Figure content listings
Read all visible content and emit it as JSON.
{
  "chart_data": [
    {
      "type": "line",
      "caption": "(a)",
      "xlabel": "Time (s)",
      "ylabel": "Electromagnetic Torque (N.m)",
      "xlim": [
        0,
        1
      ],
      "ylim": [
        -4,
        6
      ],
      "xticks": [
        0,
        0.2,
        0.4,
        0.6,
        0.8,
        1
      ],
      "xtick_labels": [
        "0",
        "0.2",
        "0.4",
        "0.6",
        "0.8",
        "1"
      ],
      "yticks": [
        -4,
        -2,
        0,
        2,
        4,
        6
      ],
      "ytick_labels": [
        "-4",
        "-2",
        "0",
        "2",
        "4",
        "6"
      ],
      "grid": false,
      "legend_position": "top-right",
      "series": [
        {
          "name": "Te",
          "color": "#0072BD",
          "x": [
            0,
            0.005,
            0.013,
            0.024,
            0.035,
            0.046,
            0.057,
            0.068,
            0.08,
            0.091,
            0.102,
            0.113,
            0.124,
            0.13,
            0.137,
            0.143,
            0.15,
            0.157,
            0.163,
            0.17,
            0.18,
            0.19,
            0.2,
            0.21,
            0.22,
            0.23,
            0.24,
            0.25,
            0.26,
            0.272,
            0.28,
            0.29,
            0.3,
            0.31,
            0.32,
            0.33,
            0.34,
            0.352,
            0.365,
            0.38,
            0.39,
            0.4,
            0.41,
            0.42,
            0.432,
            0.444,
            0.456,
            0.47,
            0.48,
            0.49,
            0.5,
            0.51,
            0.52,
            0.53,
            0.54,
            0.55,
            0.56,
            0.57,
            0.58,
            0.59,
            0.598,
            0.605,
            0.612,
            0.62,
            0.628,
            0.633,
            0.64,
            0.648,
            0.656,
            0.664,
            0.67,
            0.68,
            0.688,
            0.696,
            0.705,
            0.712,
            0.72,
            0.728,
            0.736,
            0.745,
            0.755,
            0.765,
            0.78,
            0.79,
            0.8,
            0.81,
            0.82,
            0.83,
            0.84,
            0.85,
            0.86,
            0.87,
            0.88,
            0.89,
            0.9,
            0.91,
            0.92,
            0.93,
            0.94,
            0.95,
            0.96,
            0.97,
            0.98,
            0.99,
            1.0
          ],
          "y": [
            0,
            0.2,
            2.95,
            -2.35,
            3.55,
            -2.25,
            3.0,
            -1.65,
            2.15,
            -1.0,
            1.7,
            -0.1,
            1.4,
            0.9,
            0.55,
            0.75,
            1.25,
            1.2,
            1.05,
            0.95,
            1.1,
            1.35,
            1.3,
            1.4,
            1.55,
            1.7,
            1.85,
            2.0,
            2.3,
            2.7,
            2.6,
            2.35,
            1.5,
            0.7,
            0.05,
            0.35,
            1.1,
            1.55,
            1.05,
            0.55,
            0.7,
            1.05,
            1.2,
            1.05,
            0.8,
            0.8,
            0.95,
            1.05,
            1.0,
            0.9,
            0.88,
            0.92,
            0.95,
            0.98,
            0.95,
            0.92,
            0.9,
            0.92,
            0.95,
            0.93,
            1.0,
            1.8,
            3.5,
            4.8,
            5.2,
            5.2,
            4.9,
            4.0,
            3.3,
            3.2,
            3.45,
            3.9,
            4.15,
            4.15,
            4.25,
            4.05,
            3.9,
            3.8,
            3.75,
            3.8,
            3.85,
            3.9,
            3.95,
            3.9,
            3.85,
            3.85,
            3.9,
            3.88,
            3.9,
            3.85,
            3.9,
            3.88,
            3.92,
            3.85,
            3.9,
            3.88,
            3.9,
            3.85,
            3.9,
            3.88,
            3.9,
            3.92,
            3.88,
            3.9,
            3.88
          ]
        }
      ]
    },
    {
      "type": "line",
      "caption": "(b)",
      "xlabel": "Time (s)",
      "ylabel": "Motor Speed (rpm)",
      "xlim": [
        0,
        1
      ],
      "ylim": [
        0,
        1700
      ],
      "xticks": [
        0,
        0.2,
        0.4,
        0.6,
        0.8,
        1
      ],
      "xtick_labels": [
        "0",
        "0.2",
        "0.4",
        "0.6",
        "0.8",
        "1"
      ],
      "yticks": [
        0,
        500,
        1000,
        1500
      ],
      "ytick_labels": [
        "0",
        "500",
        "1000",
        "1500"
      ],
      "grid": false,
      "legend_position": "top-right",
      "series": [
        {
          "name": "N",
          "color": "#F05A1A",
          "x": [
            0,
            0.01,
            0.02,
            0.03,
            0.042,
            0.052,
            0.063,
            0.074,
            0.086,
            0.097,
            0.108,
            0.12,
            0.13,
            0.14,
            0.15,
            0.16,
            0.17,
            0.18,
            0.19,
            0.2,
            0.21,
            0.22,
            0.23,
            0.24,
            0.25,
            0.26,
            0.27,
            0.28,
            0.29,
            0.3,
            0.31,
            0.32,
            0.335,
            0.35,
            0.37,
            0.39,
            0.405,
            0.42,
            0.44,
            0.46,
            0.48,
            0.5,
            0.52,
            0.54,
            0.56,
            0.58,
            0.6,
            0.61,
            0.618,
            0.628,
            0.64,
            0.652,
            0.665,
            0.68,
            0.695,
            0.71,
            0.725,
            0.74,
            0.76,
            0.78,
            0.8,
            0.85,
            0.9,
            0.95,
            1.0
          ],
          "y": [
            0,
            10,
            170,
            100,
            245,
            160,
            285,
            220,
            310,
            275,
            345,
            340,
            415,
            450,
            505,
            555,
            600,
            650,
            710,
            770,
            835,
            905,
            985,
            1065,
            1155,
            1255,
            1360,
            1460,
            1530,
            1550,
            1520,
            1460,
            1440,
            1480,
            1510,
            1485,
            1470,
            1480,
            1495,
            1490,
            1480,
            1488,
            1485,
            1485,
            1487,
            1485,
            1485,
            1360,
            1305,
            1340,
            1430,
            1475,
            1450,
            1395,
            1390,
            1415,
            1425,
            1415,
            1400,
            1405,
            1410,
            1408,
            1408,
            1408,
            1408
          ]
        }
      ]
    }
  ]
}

=== JOB ===
Each line above must be printed exactly as it appears.

=== FINAL RESULT ===
Read all visible content and emit it as JSON.
{
  "chart_data": [
    {
      "type": "line",
      "caption": "(a)",
      "xlabel": "Time (s)",
      "ylabel": "Electromagnetic Torque (N.m)",
      "xlim": [
        0,
        1
      ],
      "ylim": [
        -4,
        6
      ],
      "xticks": [
        0,
        0.2,
        0.4,
        0.6,
        0.8,
        1
      ],
      "xtick_labels": [
        "0",
        "0.2",
        "0.4",
        "0.6",
        "0.8",
        "1"
      ],
      "yticks": [
        -4,
        -2,
        0,
        2,
        4,
        6
      ],
      "ytick_labels": [
        "-4",
        "-2",
        "0",
        "2",
        "4",
        "6"
      ],
      "grid": false,
      "legend_position": "top-right",
      "series": [
        {
          "name": "Te",
          "color": "#0072BD",
          "x": [
            0,
            0.005,
            0.013,
            0.024,
            0.035,
            0.046,
            0.057,
            0.068,
            0.08,
            0.091,
            0.102,
            0.113,
            0.124,
            0.13,
            0.137,
            0.143,
            0.15,
            0.157,
            0.163,
            0.17,
            0.18,
            0.19,
            0.2,
            0.21,
            0.22,
            0.23,
            0.24,
            0.25,
            0.26,
            0.272,
            0.28,
            0.29,
            0.3,
            0.31,
            0.32,
            0.33,
            0.34,
            0.352,
            0.365,
            0.38,
            0.39,
            0.4,
            0.41,
            0.42,
            0.432,
            0.444,
            0.456,
            0.47,
            0.48,
            0.49,
            0.5,
            0.51,
            0.52,
            0.53,
            0.54,
            0.55,
            0.56,
            0.57,
            0.58,
            0.59,
            0.598,
            0.605,
            0.612,
            0.62,
            0.628,
            0.633,
            0.64,
            0.648,
            0.656,
            0.664,
            0.67,
            0.68,
            0.688,
            0.696,
            0.705,
            0.712,
            0.72,
            0.728,
            0.736,
            0.745,
            0.755,
            0.765,
            0.78,
            0.79,
            0.8,
            0.81,
            0.82,
            0.83,
            0.84,
            0.85,
            0.86,
            0.87,
            0.88,
            0.89,
            0.9,
            0.91,
            0.92,
            0.93,
            0.94,
            0.95,
            0.96,
            0.97,
            0.98,
            0.99,
            1.0
          ],
          "y": [
            0,
            0.2,
            2.95,
            -2.35,
            3.55,
            -2.25,
            3.0,
            -1.65,
            2.15,
            -1.0,
            1.7,
            -0.1,
            1.4,
            0.9,
            0.55,
            0.75,
            1.25,
            1.2,
            1.05,
            0.95,
            1.1,
            1.35,
            1.3,
            1.4,
            1.55,
            1.7,
            1.85,
            2.0,
            2.3,
            2.7,
            2.6,
            2.35,
            1.5,
            0.7,
            0.05,
            0.35,
            1.1,
            1.55,
            1.05,
            0.55,
            0.7,
            1.05,
            1.2,
            1.05,
            0.8,
            0.8,
            0.95,
            1.05,
            1.0,
            0.9,
            0.88,
            0.92,
            0.95,
            0.98,
            0.95,
            0.92,
            0.9,
            0.92,
            0.95,
            0.93,
            1.0,
            1.8,
            3.5,
            4.8,
            5.2,
            5.2,
            4.9,
            4.0,
            3.3,
            3.2,
            3.45,
            3.9,
            4.15,
            4.15,
            4.25,
            4.05,
            3.9,
            3.8,
            3.75,
            3.8,
            3.85,
            3.9,
            3.95,
            3.9,
            3.85,
            3.85,
            3.9,
            3.88,
            3.9,
            3.85,
            3.9,
            3.88,
            3.92,
            3.85,
            3.9,
            3.88,
            3.9,
            3.85,
            3.9,
            3.88,
            3.9,
            3.92,
            3.88,
            3.9,
            3.88
          ]
        }
      ]
    },
    {
      "type": "line",
      "caption": "(b)",
      "xlabel": "Time (s)",
      "ylabel": "Motor Speed (rpm)",
      "xlim": [
        0,
        1
      ],
      "ylim": [
        0,
        1700
      ],
      "xticks": [
        0,
        0.2,
        0.4,
        0.6,
        0.8,
        1
      ],
      "xtick_labels": [
        "0",
        "0.2",
        "0.4",
        "0.6",
        "0.8",
        "1"
      ],
      "yticks": [
        0,
        500,
        1000,
        1500
      ],
      "ytick_labels": [
        "0",
        "500",
        "1000",
        "1500"
      ],
      "grid": false,
      "legend_position": "top-right",
      "series": [
        {
          "name": "N",
          "color": "#F05A1A",
          "x": [
            0,
            0.01,
            0.02,
            0.03,
            0.042,
            0.052,
            0.063,
            0.074,
            0.086,
            0.097,
            0.108,
            0.12,
            0.13,
            0.14,
            0.15,
            0.16,
            0.17,
            0.18,
            0.19,
            0.2,
            0.21,
            0.22,
            0.23,
            0.24,
            0.25,
            0.26,
            0.27,
            0.28,
            0.29,
            0.3,
            0.31,
            0.32,
            0.335,
            0.35,
            0.37,
            0.39,
            0.405,
            0.42,
            0.44,
            0.46,
            0.48,
            0.5,
            0.52,
            0.54,
            0.56,
            0.58,
            0.6,
            0.61,
            0.618,
            0.628,
            0.64,
            0.652,
            0.665,
            0.68,
            0.695,
            0.71,
            0.725,
            0.74,
            0.76,
            0.78,
            0.8,
            0.85,
            0.9,
            0.95,
            1.0
          ],
          "y": [
            0,
            10,
            170,
            100,
            245,
            160,
            285,
            220,
            310,
            275,
            345,
            340,
            415,
            450,
            505,
            555,
            600,
            650,
            710,
            770,
            835,
            905,
            985,
            1065,
            1155,
            1255,
            1360,
            1460,
            1530,
            1550,
            1520,
            1460,
            1440,
            1480,
            1510,
            1485,
            1470,
            1480,
            1495,
            1490,
            1480,
            1488,
            1485,
            1485,
            1487,
            1485,
            1485,
            1360,
            1305,
            1340,
            1430,
            1475,
            1450,
            1395,
            1390,
            1415,
            1425,
            1415,
            1400,
            1405,
            1410,
            1408,
            1408,
            1408,
            1408
          ]
        }
      ]
    }
  ]
}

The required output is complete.